(Source data)
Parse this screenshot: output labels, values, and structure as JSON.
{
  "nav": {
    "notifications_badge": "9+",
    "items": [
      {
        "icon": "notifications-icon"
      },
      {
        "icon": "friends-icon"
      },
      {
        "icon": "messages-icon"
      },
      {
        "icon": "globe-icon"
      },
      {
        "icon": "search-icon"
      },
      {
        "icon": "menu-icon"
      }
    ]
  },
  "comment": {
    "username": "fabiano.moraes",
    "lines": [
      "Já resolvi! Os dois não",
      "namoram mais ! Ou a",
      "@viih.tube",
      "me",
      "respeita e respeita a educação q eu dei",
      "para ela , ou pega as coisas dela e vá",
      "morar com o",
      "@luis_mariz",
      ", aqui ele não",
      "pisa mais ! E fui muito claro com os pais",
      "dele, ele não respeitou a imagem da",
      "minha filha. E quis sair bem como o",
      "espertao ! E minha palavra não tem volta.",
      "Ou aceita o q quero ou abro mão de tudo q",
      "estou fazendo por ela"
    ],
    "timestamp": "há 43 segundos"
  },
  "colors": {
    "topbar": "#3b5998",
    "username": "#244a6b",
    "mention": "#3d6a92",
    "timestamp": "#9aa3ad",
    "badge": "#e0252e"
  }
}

(What you have to do) Reproduce each line verbatim.

(Output below)
Parse this screenshot: output labels, values, and structure as JSON.
{
  "nav": {
    "notifications_badge": "9+",
    "items": [
      {
        "icon": "notifications-icon"
      },
      {
        "icon": "friends-icon"
      },
      {
        "icon": "messages-icon"
      },
      {
        "icon": "globe-icon"
      },
      {
        "icon": "search-icon"
      },
      {
        "icon": "menu-icon"
      }
    ]
  },
  "comment": {
    "username": "fabiano.moraes",
    "lines": [
      "Já resolvi! Os dois não",
      "namoram mais ! Ou a",
      "@viih.tube",
      "me",
      "respeita e respeita a educação q eu dei",
      "para ela , ou pega as coisas dela e vá",
      "morar com o",
      "@luis_mariz",
      ", aqui ele não",
      "pisa mais ! E fui muito claro com os pais",
      "dele, ele não respeitou a imagem da",
      "minha filha. E quis sair bem como o",
      "espertao ! E minha palavra não tem volta.",
      "Ou aceita o q quero ou abro mão de tudo q",
      "estou fazendo por ela"
    ],
    "timestamp": "há 43 segundos"
  },
  "colors": {
    "topbar": "#3b5998",
    "username": "#244a6b",
    "mention": "#3d6a92",
    "timestamp": "#9aa3ad",
    "badge": "#e0252e"
  }
}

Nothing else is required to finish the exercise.